#### [YOUR OBJECTIVE]
All of the records listed below should be retyped exactly.

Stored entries
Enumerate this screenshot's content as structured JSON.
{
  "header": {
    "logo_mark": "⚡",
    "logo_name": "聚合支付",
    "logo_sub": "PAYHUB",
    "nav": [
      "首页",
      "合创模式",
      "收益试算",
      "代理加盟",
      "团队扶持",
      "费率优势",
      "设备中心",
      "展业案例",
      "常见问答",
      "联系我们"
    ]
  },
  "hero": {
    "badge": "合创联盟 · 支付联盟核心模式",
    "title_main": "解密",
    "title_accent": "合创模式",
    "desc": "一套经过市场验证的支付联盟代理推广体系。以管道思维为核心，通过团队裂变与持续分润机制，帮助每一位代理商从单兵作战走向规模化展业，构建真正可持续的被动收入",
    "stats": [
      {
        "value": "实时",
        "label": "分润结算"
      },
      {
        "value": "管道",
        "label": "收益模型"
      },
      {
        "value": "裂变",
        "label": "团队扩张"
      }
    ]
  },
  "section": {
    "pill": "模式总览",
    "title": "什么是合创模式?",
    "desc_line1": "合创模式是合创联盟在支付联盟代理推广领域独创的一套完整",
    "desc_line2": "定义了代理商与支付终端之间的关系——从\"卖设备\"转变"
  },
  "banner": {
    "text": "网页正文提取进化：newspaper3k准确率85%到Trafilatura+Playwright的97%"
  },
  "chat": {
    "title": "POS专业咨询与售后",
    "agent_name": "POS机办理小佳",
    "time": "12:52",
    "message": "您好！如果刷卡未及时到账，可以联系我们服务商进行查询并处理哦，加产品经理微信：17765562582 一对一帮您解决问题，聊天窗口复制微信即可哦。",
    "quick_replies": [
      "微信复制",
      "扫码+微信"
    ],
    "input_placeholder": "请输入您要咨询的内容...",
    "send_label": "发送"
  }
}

#### [ANSWER]
Enumerate this screenshot's content as structured JSON.
{
  "header": {
    "logo_mark": "⚡",
    "logo_name": "聚合支付",
    "logo_sub": "PAYHUB",
    "nav": [
      "首页",
      "合创模式",
      "收益试算",
      "代理加盟",
      "团队扶持",
      "费率优势",
      "设备中心",
      "展业案例",
      "常见问答",
      "联系我们"
    ]
  },
  "hero": {
    "badge": "合创联盟 · 支付联盟核心模式",
    "title_main": "解密",
    "title_accent": "合创模式",
    "desc": "一套经过市场验证的支付联盟代理推广体系。以管道思维为核心，通过团队裂变与持续分润机制，帮助每一位代理商从单兵作战走向规模化展业，构建真正可持续的被动收入",
    "stats": [
      {
        "value": "实时",
        "label": "分润结算"
      },
      {
        "value": "管道",
        "label": "收益模型"
      },
      {
        "value": "裂变",
        "label": "团队扩张"
      }
    ]
  },
  "section": {
    "pill": "模式总览",
    "title": "什么是合创模式?",
    "desc_line1": "合创模式是合创联盟在支付联盟代理推广领域独创的一套完整",
    "desc_line2": "定义了代理商与支付终端之间的关系——从\"卖设备\"转变"
  },
  "banner": {
    "text": "网页正文提取进化：newspaper3k准确率85%到Trafilatura+Playwright的97%"
  },
  "chat": {
    "title": "POS专业咨询与售后",
    "agent_name": "POS机办理小佳",
    "time": "12:52",
    "message": "您好！如果刷卡未及时到账，可以联系我们服务商进行查询并处理哦，加产品经理微信：17765562582 一对一帮您解决问题，聊天窗口复制微信即可哦。",
    "quick_replies": [
      "微信复制",
      "扫码+微信"
    ],
    "input_placeholder": "请输入您要咨询的内容...",
    "send_label": "发送"
  }
}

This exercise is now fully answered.